++++ Dataset content

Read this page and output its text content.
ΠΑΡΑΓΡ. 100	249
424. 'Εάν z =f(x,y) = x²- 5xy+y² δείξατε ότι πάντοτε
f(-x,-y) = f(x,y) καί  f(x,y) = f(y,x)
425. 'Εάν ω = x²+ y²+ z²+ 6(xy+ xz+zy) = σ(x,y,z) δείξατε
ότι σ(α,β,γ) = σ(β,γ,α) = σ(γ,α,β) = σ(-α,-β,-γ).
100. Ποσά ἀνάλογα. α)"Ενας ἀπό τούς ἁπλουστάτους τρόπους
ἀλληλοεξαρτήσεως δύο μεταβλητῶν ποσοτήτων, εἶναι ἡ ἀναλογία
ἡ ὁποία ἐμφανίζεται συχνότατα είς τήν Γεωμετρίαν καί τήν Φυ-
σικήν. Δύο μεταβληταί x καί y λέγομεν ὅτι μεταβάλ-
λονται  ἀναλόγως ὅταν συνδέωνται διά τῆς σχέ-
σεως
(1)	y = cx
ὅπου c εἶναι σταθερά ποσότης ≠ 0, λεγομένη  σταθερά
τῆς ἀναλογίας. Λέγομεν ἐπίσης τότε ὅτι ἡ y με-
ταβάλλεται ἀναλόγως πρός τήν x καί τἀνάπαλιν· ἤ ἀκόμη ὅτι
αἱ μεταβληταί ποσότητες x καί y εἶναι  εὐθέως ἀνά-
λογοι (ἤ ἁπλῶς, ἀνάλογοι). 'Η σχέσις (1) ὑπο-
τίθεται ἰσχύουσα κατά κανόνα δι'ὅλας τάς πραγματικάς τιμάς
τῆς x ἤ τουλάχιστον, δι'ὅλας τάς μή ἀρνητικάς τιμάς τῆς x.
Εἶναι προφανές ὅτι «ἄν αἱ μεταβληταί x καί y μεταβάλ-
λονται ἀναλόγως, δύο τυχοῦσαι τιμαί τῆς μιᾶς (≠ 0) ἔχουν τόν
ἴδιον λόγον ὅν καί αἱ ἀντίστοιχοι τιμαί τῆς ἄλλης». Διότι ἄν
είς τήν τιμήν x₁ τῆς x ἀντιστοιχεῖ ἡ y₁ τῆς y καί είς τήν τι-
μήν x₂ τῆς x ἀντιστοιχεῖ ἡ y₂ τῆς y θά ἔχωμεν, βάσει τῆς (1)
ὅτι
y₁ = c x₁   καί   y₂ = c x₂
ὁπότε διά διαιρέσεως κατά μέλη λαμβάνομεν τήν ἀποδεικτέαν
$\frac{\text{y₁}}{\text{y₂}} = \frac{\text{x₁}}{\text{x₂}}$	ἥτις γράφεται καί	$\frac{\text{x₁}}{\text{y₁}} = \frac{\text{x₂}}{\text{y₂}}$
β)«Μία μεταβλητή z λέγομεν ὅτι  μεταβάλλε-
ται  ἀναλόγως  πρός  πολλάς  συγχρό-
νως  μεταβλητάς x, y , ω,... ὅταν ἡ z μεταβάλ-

++++++++
++++ Dataset content

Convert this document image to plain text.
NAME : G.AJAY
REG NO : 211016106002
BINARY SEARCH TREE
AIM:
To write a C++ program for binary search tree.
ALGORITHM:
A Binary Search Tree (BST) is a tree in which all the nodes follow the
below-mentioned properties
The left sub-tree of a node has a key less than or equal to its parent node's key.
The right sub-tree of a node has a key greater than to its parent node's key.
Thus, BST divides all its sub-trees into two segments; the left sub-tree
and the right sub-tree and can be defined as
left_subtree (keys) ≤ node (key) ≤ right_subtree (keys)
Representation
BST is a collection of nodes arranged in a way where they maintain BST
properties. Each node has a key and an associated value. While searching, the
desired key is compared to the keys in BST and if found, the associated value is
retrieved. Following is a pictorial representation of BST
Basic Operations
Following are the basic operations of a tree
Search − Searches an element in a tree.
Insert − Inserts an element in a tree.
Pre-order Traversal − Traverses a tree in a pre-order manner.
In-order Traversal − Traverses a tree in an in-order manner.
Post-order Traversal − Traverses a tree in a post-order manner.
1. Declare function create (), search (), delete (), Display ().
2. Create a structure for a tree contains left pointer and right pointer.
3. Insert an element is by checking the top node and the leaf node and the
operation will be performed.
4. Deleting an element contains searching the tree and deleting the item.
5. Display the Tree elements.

++++++++

Task requirements: Go through the material line by line. Show each line that contains the string "keys".

Exercise output:
left_subtree (keys) ≤ node (key) ≤ right_subtree (keys)
desired key is compared to the keys in BST and if found, the associated value is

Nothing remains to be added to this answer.